## [Written instruction]
Show, in full, each line of the data that contains "Evap".

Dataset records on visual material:
+ + + + + + +

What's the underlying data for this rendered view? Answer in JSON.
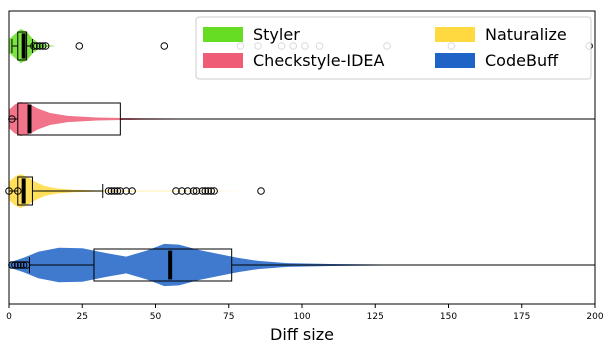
{
  "chart_data": {
    "type": "violin-box",
    "orientation": "horizontal",
    "xlabel": "Diff size",
    "ylabel": "",
    "xlim": [
      0,
      200
    ],
    "x_ticks": [
      0,
      25,
      50,
      75,
      100,
      125,
      150,
      175,
      200
    ],
    "grid": false,
    "legend_position": "top-right",
    "legend": [
      {
        "name": "Styler",
        "color": "#66dd22"
      },
      {
        "name": "Checkstyle-IDEA",
        "color": "#ee5c76"
      },
      {
        "name": "Naturalize",
        "color": "#ffd93f"
      },
      {
        "name": "CodeBuff",
        "color": "#1f63c6"
      }
    ],
    "series": [
      {
        "name": "Styler",
        "color": "#66dd22",
        "box": {
          "q1": 3,
          "median": 5,
          "q3": 6,
          "whisker_low": 1,
          "whisker_high": 8
        },
        "outliers": [
          8.5,
          9.5,
          10.5,
          11.5,
          12.5,
          24,
          53,
          79,
          85,
          93,
          97,
          101,
          106,
          129,
          151,
          198
        ],
        "density": [
          [
            0,
            0.4
          ],
          [
            2,
            0.7
          ],
          [
            4,
            1.0
          ],
          [
            6,
            0.85
          ],
          [
            8,
            0.45
          ],
          [
            10,
            0.18
          ],
          [
            13,
            0.05
          ],
          [
            16,
            0
          ]
        ]
      },
      {
        "name": "Checkstyle-IDEA",
        "color": "#ee5c76",
        "box": {
          "q1": 3,
          "median": 7,
          "q3": 38,
          "whisker_low": 0,
          "whisker_high": 200
        },
        "outliers": [
          1
        ],
        "density": [
          [
            0,
            0.55
          ],
          [
            2,
            0.85
          ],
          [
            4,
            1.0
          ],
          [
            7,
            0.88
          ],
          [
            10,
            0.6
          ],
          [
            14,
            0.35
          ],
          [
            20,
            0.18
          ],
          [
            30,
            0.09
          ],
          [
            45,
            0.04
          ],
          [
            70,
            0.015
          ],
          [
            90,
            0
          ]
        ]
      },
      {
        "name": "Naturalize",
        "color": "#ffd93f",
        "box": {
          "q1": 3,
          "median": 5,
          "q3": 8,
          "whisker_low": 0,
          "whisker_high": 32
        },
        "outliers": [
          0,
          3,
          34,
          35,
          36,
          37,
          38,
          40,
          42,
          57,
          59,
          61,
          63,
          64,
          66,
          67,
          68,
          69,
          70,
          86
        ],
        "density": [
          [
            0,
            0.55
          ],
          [
            2,
            0.85
          ],
          [
            4,
            1.0
          ],
          [
            6,
            0.85
          ],
          [
            9,
            0.55
          ],
          [
            12,
            0.3
          ],
          [
            16,
            0.15
          ],
          [
            22,
            0.07
          ],
          [
            30,
            0.035
          ],
          [
            45,
            0.015
          ],
          [
            60,
            0.01
          ],
          [
            72,
            0.006
          ],
          [
            80,
            0
          ]
        ]
      },
      {
        "name": "CodeBuff",
        "color": "#1f63c6",
        "box": {
          "q1": 29,
          "median": 55,
          "q3": 76,
          "whisker_low": 7,
          "whisker_high": 200
        },
        "outliers": [
          1,
          2,
          3,
          4,
          5,
          6
        ],
        "density": [
          [
            0,
            0.1
          ],
          [
            5,
            0.3
          ],
          [
            10,
            0.55
          ],
          [
            17,
            0.72
          ],
          [
            25,
            0.7
          ],
          [
            33,
            0.5
          ],
          [
            40,
            0.35
          ],
          [
            47,
            0.6
          ],
          [
            53,
            0.88
          ],
          [
            58,
            0.85
          ],
          [
            65,
            0.62
          ],
          [
            72,
            0.45
          ],
          [
            78,
            0.3
          ],
          [
            85,
            0.17
          ],
          [
            95,
            0.08
          ],
          [
            110,
            0.04
          ],
          [
            130,
            0.015
          ],
          [
            148,
            0.005
          ],
          [
            150,
            0
          ]
        ]
      }
    ]
  }
}
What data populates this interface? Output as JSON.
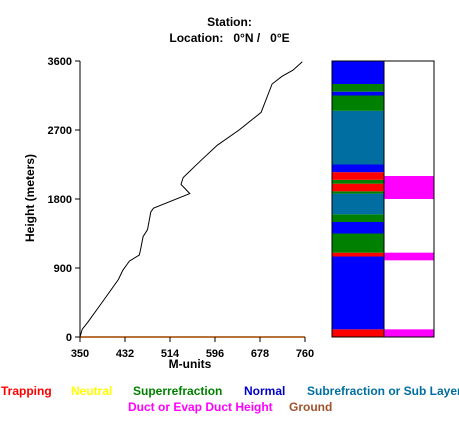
{
  "header": {
    "station_line": "Station:",
    "location_line": "Location:   0°N /   0°E"
  },
  "chart_data": {
    "type": "line",
    "xlabel": "M-units",
    "ylabel": "Height (meters)",
    "xlim": [
      350,
      760
    ],
    "ylim": [
      0,
      3600
    ],
    "x_ticks": [
      "350",
      "432",
      "514",
      "596",
      "678",
      "760"
    ],
    "y_ticks": [
      "0",
      "900",
      "1800",
      "2700",
      "3600"
    ],
    "grid": false,
    "series": [
      {
        "color": "#000000",
        "points": [
          [
            350,
            0
          ],
          [
            354,
            100
          ],
          [
            365,
            200
          ],
          [
            390,
            450
          ],
          [
            420,
            750
          ],
          [
            428,
            870
          ],
          [
            440,
            990
          ],
          [
            458,
            1070
          ],
          [
            460,
            1130
          ],
          [
            465,
            1310
          ],
          [
            473,
            1400
          ],
          [
            479,
            1630
          ],
          [
            484,
            1680
          ],
          [
            550,
            1870
          ],
          [
            534,
            1990
          ],
          [
            538,
            2080
          ],
          [
            570,
            2300
          ],
          [
            600,
            2500
          ],
          [
            640,
            2700
          ],
          [
            680,
            2930
          ],
          [
            700,
            3300
          ],
          [
            718,
            3400
          ],
          [
            738,
            3480
          ],
          [
            755,
            3590
          ]
        ]
      }
    ],
    "ground_line_color": "#b8733a"
  },
  "side_panel": {
    "colors": {
      "Trapping": "#ff0000",
      "Neutral": "#ffff00",
      "Superrefraction": "#008000",
      "Normal": "#0000ff",
      "Subrefraction or Sub Layer": "#006ea0",
      "Duct or Evap Duct Height": "#ff00ff",
      "Ground": "#a0522d"
    },
    "layers": [
      {
        "type": "Trapping",
        "from": 0,
        "to": 100
      },
      {
        "type": "Normal",
        "from": 100,
        "to": 1050
      },
      {
        "type": "Trapping",
        "from": 1050,
        "to": 1100
      },
      {
        "type": "Superrefraction",
        "from": 1100,
        "to": 1350
      },
      {
        "type": "Normal",
        "from": 1350,
        "to": 1500
      },
      {
        "type": "Superrefraction",
        "from": 1500,
        "to": 1600
      },
      {
        "type": "Subrefraction or Sub Layer",
        "from": 1600,
        "to": 1870
      },
      {
        "type": "Superrefraction",
        "from": 1870,
        "to": 1900
      },
      {
        "type": "Trapping",
        "from": 1900,
        "to": 2000
      },
      {
        "type": "Superrefraction",
        "from": 2000,
        "to": 2050
      },
      {
        "type": "Trapping",
        "from": 2050,
        "to": 2150
      },
      {
        "type": "Normal",
        "from": 2150,
        "to": 2250
      },
      {
        "type": "Subrefraction or Sub Layer",
        "from": 2250,
        "to": 2950
      },
      {
        "type": "Superrefraction",
        "from": 2950,
        "to": 3150
      },
      {
        "type": "Normal",
        "from": 3150,
        "to": 3200
      },
      {
        "type": "Superrefraction",
        "from": 3200,
        "to": 3300
      },
      {
        "type": "Normal",
        "from": 3300,
        "to": 3600
      }
    ],
    "ducts": [
      {
        "from": 0,
        "to": 100
      },
      {
        "from": 1000,
        "to": 1100
      },
      {
        "from": 1800,
        "to": 2100
      }
    ]
  },
  "legend": [
    {
      "label": "Trapping",
      "color": "#ff0000"
    },
    {
      "label": "Neutral",
      "color": "#ffff00"
    },
    {
      "label": "Superrefraction",
      "color": "#008000"
    },
    {
      "label": "Normal",
      "color": "#0000cc"
    },
    {
      "label": "Subrefraction or Sub Layer",
      "color": "#006ea0"
    },
    {
      "label": "Duct or Evap Duct Height",
      "color": "#ff00ff"
    },
    {
      "label": "Ground",
      "color": "#a0522d"
    }
  ]
}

+ + + + + + +

## [Exercise output]
      "Duct or Evap Duct Height": "#ff00ff",
      "label": "Duct or Evap Duct Height",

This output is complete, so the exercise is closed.